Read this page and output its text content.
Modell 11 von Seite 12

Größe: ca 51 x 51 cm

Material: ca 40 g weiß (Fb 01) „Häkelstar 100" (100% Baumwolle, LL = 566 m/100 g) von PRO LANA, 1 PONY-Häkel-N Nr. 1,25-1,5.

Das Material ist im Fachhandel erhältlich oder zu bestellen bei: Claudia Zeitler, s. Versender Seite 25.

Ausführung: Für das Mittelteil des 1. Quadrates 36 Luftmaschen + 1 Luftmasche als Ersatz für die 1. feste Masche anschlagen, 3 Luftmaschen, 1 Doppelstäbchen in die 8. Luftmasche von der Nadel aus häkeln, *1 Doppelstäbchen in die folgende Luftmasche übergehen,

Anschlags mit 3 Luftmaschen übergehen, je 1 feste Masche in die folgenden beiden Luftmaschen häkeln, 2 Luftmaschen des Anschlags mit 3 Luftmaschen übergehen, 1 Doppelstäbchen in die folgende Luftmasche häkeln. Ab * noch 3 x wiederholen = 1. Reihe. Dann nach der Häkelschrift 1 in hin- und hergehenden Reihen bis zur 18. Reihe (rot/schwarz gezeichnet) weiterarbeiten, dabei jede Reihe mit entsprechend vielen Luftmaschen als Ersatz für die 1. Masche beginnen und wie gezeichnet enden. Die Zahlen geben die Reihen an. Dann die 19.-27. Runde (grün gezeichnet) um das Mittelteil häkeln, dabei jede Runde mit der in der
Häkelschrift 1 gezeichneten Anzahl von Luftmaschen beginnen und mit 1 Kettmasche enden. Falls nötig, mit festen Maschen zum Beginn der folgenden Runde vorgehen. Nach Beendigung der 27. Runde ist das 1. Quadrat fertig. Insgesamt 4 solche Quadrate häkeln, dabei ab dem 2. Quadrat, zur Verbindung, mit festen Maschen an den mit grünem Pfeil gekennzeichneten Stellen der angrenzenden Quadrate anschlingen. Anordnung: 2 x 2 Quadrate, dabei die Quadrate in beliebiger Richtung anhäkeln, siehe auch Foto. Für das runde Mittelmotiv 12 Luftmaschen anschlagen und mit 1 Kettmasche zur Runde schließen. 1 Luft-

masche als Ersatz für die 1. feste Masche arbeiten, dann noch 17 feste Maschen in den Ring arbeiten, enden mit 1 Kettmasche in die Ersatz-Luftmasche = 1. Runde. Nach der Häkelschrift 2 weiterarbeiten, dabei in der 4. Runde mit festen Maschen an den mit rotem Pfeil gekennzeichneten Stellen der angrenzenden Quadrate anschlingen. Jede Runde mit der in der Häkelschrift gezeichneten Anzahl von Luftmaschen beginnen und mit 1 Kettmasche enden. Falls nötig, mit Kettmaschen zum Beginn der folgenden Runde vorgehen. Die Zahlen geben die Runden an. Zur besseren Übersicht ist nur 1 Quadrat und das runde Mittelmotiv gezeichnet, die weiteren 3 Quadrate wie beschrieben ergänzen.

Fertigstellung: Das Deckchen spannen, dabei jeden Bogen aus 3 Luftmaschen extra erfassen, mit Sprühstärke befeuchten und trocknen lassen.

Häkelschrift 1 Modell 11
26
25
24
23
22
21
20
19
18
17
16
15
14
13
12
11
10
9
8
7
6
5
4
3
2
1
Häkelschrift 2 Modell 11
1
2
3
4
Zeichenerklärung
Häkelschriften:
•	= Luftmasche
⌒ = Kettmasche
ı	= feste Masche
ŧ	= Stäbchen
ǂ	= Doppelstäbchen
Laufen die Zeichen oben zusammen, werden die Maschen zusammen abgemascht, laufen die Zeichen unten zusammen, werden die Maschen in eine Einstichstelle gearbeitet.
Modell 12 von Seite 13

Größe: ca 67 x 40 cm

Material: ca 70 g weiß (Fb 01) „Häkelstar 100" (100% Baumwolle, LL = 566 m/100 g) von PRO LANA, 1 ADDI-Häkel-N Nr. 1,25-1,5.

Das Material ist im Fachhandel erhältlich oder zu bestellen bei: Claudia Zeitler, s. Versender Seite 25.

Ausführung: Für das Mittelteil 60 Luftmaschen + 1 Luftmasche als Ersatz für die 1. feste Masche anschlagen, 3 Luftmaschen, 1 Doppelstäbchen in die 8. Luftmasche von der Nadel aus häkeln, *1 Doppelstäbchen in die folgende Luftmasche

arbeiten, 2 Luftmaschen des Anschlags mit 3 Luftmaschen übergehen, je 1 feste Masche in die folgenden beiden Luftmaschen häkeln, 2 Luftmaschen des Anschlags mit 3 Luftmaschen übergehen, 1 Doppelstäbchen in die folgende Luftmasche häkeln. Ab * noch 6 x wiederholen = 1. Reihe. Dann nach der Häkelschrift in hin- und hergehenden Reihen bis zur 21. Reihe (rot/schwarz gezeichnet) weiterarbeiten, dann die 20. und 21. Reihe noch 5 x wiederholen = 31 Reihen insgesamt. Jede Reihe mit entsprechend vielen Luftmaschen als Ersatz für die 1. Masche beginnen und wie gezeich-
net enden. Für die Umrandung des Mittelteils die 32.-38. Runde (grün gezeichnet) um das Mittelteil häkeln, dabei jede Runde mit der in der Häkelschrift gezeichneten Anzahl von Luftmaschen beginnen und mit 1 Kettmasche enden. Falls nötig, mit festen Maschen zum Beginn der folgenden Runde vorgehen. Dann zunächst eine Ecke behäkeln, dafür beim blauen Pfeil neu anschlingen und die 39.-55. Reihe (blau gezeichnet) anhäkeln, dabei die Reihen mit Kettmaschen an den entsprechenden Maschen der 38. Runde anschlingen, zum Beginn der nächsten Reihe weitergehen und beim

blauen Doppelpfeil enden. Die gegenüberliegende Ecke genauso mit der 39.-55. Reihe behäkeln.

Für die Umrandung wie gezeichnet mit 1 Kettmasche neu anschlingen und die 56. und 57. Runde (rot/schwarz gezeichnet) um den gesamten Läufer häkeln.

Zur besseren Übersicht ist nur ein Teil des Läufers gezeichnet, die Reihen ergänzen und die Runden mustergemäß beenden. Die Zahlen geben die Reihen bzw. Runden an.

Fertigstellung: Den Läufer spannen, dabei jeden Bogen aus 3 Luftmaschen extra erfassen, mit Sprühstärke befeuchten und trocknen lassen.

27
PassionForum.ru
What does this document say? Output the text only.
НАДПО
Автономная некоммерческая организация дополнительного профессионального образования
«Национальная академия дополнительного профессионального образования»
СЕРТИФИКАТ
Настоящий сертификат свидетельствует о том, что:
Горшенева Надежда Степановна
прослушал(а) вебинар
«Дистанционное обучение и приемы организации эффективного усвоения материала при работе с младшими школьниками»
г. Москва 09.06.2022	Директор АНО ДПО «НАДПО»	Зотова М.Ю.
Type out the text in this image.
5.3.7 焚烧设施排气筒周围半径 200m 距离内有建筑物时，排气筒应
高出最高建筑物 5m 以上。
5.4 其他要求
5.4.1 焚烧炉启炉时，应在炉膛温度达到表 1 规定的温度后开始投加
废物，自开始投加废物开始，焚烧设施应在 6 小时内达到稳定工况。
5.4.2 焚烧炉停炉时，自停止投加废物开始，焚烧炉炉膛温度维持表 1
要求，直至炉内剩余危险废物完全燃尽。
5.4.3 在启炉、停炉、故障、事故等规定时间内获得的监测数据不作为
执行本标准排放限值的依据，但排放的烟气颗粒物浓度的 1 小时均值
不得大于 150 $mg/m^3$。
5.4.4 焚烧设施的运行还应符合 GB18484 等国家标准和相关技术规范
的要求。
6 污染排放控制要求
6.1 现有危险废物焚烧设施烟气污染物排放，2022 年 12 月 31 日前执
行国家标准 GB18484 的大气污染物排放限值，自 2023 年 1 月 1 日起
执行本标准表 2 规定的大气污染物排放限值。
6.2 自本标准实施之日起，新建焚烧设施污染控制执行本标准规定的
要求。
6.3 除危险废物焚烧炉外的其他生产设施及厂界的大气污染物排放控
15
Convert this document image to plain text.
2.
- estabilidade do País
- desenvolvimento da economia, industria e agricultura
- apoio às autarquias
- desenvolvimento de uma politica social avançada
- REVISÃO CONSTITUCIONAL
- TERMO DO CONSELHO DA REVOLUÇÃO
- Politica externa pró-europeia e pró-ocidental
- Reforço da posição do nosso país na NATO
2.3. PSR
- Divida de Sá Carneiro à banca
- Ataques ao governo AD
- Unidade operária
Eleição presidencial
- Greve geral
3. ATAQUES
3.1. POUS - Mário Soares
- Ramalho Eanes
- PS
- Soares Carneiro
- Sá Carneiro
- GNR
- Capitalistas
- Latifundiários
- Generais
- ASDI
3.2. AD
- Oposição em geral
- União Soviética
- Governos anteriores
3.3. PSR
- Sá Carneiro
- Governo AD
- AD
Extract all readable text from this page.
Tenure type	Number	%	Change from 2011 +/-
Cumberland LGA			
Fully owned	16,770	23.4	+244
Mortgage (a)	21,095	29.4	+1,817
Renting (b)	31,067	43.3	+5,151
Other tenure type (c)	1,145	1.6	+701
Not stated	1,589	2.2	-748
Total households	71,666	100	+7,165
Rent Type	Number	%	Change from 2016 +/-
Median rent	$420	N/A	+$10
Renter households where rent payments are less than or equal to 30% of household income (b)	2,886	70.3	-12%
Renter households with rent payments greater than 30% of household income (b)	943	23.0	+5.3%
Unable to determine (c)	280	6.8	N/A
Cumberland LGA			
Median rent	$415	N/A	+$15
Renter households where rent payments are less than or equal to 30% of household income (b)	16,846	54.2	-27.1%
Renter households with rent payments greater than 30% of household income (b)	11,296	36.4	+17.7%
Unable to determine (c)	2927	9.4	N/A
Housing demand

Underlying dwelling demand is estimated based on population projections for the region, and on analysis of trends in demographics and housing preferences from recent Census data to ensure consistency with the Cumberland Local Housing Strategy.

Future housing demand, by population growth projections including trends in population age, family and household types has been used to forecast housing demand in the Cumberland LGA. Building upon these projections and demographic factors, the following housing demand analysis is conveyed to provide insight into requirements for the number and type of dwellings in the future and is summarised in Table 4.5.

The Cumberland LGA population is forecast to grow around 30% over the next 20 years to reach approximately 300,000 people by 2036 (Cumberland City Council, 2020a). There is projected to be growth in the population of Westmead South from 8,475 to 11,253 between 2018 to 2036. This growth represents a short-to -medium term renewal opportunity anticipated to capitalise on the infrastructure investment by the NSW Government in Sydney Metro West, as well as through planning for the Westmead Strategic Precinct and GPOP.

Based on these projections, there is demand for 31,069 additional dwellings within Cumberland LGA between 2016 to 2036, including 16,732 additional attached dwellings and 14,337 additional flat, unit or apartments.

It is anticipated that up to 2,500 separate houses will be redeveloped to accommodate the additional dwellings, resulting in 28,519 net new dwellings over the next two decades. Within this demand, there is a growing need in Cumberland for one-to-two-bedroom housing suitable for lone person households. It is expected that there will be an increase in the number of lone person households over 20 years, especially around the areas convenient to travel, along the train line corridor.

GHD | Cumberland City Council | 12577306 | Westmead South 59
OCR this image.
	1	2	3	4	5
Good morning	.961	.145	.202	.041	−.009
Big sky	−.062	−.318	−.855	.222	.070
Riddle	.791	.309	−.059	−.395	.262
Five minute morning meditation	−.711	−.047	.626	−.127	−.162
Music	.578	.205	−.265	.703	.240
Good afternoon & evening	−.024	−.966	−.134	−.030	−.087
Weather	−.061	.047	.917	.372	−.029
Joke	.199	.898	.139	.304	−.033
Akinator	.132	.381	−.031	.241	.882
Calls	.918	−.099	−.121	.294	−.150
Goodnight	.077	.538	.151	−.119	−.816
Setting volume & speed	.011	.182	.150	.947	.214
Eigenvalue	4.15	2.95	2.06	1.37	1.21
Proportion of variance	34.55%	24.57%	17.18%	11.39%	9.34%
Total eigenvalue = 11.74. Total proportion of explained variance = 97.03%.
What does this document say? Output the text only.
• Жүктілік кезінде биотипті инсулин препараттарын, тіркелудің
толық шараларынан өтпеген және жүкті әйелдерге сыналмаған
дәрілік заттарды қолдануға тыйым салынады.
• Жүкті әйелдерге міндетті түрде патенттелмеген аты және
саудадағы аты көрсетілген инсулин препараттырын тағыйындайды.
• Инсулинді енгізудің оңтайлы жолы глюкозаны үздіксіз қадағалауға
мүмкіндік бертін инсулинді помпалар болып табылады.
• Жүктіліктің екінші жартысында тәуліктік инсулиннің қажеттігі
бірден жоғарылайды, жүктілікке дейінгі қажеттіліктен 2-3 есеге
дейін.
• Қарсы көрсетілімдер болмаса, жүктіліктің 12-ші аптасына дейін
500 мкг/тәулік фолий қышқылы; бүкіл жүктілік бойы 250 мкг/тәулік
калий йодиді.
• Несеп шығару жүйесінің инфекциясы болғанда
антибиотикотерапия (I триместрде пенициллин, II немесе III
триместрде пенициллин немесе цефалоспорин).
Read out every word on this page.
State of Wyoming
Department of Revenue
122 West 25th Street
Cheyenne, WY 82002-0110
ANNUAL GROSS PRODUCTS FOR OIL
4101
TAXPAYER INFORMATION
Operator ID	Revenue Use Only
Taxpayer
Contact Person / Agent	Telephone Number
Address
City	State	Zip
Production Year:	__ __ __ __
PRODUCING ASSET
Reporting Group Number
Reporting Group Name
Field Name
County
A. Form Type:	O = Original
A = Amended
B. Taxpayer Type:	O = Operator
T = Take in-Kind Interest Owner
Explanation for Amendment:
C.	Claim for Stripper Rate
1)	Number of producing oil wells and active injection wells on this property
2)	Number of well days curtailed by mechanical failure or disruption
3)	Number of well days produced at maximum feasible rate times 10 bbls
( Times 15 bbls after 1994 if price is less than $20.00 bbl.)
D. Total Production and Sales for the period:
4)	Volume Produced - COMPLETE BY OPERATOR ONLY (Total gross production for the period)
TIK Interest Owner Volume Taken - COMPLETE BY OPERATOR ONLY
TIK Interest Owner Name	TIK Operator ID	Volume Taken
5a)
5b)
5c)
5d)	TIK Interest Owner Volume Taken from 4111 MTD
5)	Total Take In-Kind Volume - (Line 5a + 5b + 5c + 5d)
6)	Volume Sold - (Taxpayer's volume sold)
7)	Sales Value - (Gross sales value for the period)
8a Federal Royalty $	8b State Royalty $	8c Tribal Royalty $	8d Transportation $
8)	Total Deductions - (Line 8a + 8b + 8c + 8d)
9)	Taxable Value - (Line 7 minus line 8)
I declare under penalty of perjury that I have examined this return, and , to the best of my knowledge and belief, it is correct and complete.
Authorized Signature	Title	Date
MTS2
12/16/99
**********
Copy, from the material above, each line in which the string "noch" occurs.

Written solution:
Anschlags mit 3 Luftmaschen übergehen, je 1 feste Masche in die folgenden beiden Luftmaschen häkeln, 2 Luftmaschen des Anschlags mit 3 Luftmaschen übergehen, 1 Doppelstäbchen in die folgende Luftmasche häkeln. Ab * noch 3 x wiederholen = 1. Reihe. Dann nach der Häkelschrift 1 in hin- und hergehenden Reihen bis zur 18. Reihe (rot/schwarz gezeichnet) weiterarbeiten, dabei jede Reihe mit entsprechend vielen Luftmaschen als Ersatz für die 1. Masche beginnen und wie gezeichnet enden. Die Zahlen geben die Reihen an. Dann die 19.-27. Runde (grün gezeichnet) um das Mittelteil häkeln, dabei jede Runde mit der in der
masche als Ersatz für die 1. feste Masche arbeiten, dann noch 17 feste Maschen in den Ring arbeiten, enden mit 1 Kettmasche in die Ersatz-Luftmasche = 1. Runde. Nach der Häkelschrift 2 weiterarbeiten, dabei in der 4. Runde mit festen Maschen an den mit rotem Pfeil gekennzeichneten Stellen der angrenzenden Quadrate anschlingen. Jede Runde mit der in der Häkelschrift gezeichneten Anzahl von Luftmaschen beginnen und mit 1 Kettmasche enden. Falls nötig, mit Kettmaschen zum Beginn der folgenden Runde vorgehen. Die Zahlen geben die Runden an. Zur besseren Übersicht ist nur 1 Quadrat und das runde Mittelmotiv gezeichnet, die weiteren 3 Quadrate wie beschrieben ergänzen.
arbeiten, 2 Luftmaschen des Anschlags mit 3 Luftmaschen übergehen, je 1 feste Masche in die folgenden beiden Luftmaschen häkeln, 2 Luftmaschen des Anschlags mit 3 Luftmaschen übergehen, 1 Doppelstäbchen in die folgende Luftmasche häkeln. Ab * noch 6 x wiederholen = 1. Reihe. Dann nach der Häkelschrift in hin- und hergehenden Reihen bis zur 21. Reihe (rot/schwarz gezeichnet) weiterarbeiten, dann die 20. und 21. Reihe noch 5 x wiederholen = 31 Reihen insgesamt. Jede Reihe mit entsprechend vielen Luftmaschen als Ersatz für die 1. Masche beginnen und wie gezeich-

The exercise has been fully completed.